[BEGIN]

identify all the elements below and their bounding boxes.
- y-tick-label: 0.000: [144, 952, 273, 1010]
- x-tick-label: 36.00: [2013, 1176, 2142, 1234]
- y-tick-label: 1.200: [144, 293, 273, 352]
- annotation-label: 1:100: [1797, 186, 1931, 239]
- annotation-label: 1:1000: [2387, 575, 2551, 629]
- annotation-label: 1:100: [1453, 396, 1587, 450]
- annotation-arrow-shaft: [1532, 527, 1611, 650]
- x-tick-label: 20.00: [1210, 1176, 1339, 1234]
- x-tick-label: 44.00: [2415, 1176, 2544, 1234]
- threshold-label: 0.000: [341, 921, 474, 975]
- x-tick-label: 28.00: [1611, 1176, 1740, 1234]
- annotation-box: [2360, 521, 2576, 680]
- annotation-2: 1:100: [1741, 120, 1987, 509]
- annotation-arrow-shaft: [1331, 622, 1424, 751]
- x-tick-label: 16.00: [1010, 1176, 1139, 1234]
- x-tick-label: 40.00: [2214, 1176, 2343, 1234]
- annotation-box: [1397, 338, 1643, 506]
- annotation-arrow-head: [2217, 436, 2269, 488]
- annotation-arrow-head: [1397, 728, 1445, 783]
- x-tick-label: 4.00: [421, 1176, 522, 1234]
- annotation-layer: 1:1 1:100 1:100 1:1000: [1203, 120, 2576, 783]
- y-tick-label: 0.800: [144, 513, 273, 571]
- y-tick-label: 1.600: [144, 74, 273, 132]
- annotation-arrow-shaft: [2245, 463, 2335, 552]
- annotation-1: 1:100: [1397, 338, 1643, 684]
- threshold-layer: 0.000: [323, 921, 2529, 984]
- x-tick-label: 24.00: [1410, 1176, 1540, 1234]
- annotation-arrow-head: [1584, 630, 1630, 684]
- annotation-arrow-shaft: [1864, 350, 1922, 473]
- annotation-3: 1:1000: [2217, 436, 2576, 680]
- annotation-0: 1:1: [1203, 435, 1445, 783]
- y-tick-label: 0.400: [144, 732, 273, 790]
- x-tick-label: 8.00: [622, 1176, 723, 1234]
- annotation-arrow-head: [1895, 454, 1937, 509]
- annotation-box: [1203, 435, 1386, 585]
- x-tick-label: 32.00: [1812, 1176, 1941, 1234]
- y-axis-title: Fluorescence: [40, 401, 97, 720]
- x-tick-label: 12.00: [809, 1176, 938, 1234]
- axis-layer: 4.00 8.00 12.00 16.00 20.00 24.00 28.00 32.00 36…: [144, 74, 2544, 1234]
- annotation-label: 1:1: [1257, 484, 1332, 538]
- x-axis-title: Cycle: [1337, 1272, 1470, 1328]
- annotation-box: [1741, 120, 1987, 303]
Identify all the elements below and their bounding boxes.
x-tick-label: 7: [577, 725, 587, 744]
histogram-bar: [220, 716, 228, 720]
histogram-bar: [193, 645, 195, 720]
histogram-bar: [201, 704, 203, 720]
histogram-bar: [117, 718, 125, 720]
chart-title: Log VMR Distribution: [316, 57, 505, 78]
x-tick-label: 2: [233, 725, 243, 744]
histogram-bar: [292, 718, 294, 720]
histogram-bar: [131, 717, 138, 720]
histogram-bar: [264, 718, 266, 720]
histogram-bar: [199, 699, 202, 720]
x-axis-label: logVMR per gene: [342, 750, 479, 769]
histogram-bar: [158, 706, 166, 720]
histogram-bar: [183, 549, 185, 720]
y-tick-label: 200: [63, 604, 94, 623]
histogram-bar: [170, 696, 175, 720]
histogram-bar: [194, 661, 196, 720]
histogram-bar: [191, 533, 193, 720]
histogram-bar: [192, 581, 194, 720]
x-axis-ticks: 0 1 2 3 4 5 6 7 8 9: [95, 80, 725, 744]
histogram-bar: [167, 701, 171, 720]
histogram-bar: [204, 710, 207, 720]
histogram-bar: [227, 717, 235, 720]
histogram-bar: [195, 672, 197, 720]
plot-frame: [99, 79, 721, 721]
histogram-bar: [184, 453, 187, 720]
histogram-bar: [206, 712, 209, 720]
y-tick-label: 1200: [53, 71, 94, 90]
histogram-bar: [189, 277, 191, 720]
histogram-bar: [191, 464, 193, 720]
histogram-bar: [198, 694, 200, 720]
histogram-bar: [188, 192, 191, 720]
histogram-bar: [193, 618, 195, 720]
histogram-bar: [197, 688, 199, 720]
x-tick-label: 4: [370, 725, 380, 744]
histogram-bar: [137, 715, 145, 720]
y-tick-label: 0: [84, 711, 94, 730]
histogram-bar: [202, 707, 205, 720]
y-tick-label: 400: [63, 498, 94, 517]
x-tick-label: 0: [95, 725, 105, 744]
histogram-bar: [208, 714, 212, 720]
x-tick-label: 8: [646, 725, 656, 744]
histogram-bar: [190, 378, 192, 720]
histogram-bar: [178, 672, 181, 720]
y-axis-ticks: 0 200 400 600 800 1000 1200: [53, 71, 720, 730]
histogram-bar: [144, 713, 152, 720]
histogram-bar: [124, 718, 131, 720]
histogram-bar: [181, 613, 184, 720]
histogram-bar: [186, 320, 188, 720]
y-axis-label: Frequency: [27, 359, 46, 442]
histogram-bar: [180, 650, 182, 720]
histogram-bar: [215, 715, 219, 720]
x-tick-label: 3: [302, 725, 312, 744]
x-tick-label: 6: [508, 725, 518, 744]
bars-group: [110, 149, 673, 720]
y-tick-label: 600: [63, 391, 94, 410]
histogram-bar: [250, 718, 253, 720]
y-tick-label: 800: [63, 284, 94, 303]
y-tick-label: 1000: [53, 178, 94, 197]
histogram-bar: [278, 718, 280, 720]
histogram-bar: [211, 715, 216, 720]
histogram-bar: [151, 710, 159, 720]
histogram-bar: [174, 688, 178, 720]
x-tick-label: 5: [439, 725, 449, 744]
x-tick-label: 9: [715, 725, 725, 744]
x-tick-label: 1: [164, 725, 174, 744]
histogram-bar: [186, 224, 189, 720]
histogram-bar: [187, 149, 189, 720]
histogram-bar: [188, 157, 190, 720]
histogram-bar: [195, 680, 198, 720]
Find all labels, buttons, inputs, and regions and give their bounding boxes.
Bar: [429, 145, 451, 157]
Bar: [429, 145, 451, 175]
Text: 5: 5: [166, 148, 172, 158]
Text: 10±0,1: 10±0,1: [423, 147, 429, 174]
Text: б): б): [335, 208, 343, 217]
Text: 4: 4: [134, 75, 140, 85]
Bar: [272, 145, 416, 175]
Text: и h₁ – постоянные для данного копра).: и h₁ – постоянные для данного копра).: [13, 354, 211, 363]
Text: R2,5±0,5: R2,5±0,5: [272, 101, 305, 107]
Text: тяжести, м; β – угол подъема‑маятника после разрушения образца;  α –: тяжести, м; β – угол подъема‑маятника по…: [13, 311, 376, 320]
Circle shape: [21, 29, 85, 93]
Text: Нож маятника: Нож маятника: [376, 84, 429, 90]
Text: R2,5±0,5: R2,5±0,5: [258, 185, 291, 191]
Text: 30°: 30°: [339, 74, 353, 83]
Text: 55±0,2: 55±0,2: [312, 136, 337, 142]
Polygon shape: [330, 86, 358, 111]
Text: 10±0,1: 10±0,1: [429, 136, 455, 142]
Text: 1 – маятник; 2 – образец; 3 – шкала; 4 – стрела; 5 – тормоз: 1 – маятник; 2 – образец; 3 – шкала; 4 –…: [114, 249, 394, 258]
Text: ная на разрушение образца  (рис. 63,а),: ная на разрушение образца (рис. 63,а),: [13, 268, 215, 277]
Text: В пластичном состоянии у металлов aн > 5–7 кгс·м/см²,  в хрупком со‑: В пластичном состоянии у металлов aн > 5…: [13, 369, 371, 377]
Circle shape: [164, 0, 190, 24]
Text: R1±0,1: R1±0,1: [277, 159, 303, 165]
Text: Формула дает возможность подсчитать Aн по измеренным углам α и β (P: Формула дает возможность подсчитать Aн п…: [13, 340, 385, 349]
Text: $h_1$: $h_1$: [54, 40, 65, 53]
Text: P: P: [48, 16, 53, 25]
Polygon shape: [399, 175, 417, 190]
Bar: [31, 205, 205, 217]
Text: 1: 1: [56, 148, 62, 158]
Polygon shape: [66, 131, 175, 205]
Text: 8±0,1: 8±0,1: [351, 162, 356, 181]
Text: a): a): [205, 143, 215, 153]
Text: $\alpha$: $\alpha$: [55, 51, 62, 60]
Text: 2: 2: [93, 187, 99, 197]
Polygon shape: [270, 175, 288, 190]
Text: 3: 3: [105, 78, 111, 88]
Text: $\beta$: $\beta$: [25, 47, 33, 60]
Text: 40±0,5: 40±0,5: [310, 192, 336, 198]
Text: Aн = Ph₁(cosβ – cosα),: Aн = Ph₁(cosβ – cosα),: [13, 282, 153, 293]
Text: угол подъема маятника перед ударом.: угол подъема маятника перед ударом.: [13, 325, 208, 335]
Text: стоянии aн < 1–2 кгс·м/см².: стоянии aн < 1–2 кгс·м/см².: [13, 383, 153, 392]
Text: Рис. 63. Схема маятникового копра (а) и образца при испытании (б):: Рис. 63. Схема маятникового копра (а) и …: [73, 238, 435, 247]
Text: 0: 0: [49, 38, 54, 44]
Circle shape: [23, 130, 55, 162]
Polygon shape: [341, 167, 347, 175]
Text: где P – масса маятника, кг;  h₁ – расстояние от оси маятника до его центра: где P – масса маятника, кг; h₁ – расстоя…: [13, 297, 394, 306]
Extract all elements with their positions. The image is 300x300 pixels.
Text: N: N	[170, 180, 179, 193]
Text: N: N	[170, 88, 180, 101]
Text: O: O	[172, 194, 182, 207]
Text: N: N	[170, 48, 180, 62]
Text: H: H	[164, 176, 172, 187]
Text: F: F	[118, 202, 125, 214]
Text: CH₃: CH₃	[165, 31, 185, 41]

[END]

▶ **What to do**: Reproduce the records word for word, starting with their first line and going on through the line with "- annotation-label: 1:100: [1797, 186, 1931, 239]", both included.

▶ **Correct response**:
identify all the elements below and their bounding boxes.
- y-tick-label: 0.000: [144, 952, 273, 1010]
- x-tick-label: 36.00: [2013, 1176, 2142, 1234]
- y-tick-label: 1.200: [144, 293, 273, 352]
- annotation-label: 1:100: [1797, 186, 1931, 239]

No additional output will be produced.